* Items from a figure collection:
※ ※ ※
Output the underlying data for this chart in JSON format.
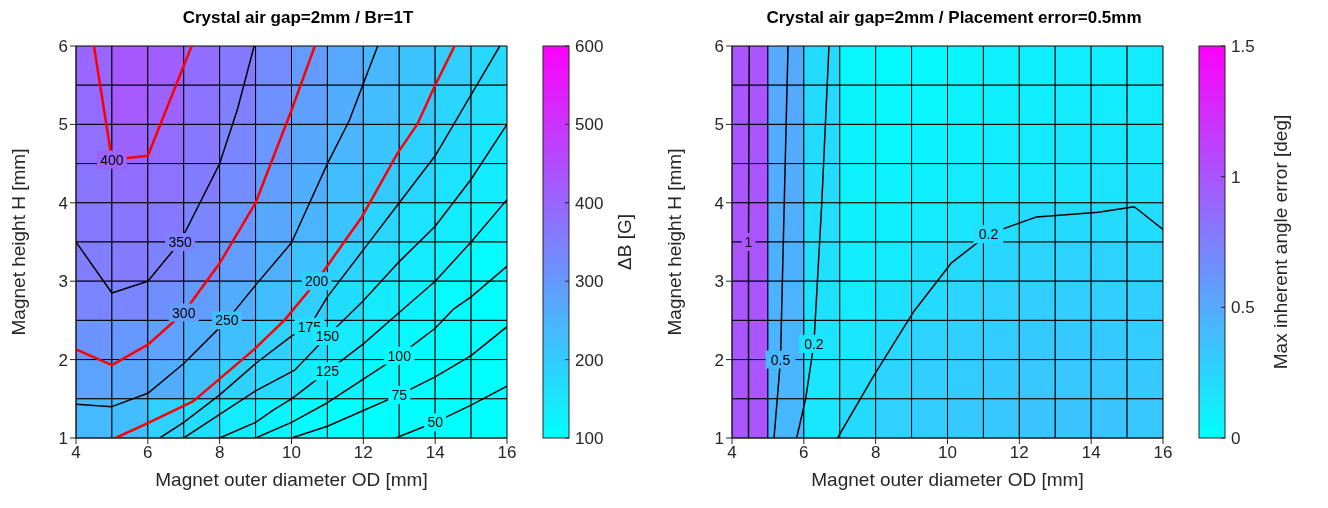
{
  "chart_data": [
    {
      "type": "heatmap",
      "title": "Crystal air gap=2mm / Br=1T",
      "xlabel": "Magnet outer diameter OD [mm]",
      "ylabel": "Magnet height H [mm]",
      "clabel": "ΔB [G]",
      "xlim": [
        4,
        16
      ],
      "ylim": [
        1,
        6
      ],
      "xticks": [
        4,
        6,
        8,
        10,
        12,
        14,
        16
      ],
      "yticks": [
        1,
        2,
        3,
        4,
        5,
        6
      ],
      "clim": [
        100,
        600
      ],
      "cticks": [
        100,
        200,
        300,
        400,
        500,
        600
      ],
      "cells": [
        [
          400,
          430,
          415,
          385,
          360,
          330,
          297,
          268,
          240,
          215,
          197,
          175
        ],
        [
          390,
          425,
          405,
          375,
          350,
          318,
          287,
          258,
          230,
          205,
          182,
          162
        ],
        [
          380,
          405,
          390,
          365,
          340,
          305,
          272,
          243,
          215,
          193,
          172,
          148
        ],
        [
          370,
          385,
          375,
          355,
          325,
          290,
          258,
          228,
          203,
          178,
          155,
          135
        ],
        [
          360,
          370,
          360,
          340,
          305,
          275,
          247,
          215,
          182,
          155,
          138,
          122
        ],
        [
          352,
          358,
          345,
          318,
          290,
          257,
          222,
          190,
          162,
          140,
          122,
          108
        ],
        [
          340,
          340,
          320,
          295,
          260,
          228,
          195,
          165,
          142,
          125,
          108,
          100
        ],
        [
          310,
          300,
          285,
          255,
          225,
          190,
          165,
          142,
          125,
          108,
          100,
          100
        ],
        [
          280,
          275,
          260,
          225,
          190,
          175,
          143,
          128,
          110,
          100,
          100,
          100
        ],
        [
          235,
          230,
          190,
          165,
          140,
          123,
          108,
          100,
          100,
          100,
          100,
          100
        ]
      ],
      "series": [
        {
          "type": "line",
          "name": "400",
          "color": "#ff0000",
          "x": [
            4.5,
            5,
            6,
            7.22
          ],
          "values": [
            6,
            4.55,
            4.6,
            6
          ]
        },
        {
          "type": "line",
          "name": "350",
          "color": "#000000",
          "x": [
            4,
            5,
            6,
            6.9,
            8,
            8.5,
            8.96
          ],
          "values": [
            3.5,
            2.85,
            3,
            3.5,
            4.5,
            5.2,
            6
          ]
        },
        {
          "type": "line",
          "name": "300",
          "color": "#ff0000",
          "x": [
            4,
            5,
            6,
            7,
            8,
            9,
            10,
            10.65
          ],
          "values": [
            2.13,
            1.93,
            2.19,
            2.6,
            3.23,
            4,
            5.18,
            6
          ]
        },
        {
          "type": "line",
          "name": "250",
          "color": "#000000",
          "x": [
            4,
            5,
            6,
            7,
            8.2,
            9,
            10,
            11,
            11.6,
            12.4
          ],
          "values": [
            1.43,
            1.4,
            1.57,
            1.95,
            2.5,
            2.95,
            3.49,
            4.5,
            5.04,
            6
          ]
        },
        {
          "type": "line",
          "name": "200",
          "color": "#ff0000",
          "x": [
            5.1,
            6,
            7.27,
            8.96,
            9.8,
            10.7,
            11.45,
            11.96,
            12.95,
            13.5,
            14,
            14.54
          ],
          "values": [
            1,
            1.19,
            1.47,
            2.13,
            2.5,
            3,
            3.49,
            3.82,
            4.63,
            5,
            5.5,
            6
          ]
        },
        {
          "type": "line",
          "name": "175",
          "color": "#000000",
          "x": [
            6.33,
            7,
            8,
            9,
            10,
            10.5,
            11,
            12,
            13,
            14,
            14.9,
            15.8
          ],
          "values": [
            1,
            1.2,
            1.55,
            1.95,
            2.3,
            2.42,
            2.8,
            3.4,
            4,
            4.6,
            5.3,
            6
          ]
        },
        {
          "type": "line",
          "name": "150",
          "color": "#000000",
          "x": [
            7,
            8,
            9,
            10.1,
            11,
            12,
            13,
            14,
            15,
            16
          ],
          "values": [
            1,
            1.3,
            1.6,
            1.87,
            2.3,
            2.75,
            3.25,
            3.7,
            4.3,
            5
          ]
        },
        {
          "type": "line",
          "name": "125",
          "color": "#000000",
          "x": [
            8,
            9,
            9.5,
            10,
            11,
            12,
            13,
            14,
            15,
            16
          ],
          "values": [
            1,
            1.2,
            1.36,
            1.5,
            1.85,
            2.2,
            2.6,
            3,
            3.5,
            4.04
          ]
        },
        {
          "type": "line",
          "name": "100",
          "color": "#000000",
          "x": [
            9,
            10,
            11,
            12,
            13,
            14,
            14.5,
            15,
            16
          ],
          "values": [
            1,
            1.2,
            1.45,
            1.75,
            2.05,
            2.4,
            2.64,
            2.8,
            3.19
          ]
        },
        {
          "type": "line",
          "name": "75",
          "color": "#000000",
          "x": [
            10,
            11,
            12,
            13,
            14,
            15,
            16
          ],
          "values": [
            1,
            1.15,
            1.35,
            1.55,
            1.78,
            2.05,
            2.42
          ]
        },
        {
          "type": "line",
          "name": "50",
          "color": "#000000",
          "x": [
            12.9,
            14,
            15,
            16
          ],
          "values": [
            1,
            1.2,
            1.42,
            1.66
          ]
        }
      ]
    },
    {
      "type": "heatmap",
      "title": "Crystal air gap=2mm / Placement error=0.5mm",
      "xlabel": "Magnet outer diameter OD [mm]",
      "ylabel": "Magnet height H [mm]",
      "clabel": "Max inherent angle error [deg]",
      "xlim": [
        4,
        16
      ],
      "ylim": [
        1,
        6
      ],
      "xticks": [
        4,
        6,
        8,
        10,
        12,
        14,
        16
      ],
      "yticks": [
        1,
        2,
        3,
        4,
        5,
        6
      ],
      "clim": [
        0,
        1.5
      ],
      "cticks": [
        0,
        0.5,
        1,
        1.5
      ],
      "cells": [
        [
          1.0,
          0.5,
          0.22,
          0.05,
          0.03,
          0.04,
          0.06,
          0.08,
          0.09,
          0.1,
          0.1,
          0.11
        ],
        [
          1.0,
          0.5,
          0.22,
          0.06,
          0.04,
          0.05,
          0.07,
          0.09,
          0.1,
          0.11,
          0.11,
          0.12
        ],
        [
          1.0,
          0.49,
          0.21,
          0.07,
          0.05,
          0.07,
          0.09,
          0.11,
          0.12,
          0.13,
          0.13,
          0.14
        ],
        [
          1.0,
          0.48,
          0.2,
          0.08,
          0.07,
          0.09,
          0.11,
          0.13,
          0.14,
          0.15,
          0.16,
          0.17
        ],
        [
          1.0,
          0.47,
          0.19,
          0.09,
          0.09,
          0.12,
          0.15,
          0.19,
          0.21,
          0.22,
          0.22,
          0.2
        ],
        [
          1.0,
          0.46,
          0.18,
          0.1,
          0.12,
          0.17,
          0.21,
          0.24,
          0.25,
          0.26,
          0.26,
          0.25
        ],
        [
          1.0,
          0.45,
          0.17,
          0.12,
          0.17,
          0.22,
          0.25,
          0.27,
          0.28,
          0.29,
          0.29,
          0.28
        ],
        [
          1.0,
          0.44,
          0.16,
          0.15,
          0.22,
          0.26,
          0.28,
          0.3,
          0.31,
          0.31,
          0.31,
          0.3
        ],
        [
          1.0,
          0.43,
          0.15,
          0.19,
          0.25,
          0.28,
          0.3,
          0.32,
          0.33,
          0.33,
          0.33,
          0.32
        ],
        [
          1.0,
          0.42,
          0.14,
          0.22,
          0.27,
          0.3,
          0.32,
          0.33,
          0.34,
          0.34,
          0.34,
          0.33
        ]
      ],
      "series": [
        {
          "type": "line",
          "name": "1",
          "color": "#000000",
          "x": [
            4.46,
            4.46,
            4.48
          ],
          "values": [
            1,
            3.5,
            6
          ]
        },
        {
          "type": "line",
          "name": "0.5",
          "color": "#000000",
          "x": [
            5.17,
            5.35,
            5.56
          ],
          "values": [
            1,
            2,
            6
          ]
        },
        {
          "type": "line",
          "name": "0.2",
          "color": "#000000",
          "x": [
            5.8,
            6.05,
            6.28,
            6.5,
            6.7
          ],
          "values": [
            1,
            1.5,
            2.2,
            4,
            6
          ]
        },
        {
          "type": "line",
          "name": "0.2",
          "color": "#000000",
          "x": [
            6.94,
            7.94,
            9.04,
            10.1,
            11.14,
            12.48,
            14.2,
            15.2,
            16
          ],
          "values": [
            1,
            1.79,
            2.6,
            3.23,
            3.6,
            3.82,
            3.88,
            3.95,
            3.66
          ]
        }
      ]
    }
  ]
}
※ ※ ※
* Your instructions: Isolate the lines above that contain the word "error" and copy them.

* Solution:
      "title": "Crystal air gap=2mm / Placement error=0.5mm",
      "clabel": "Max inherent angle error [deg]",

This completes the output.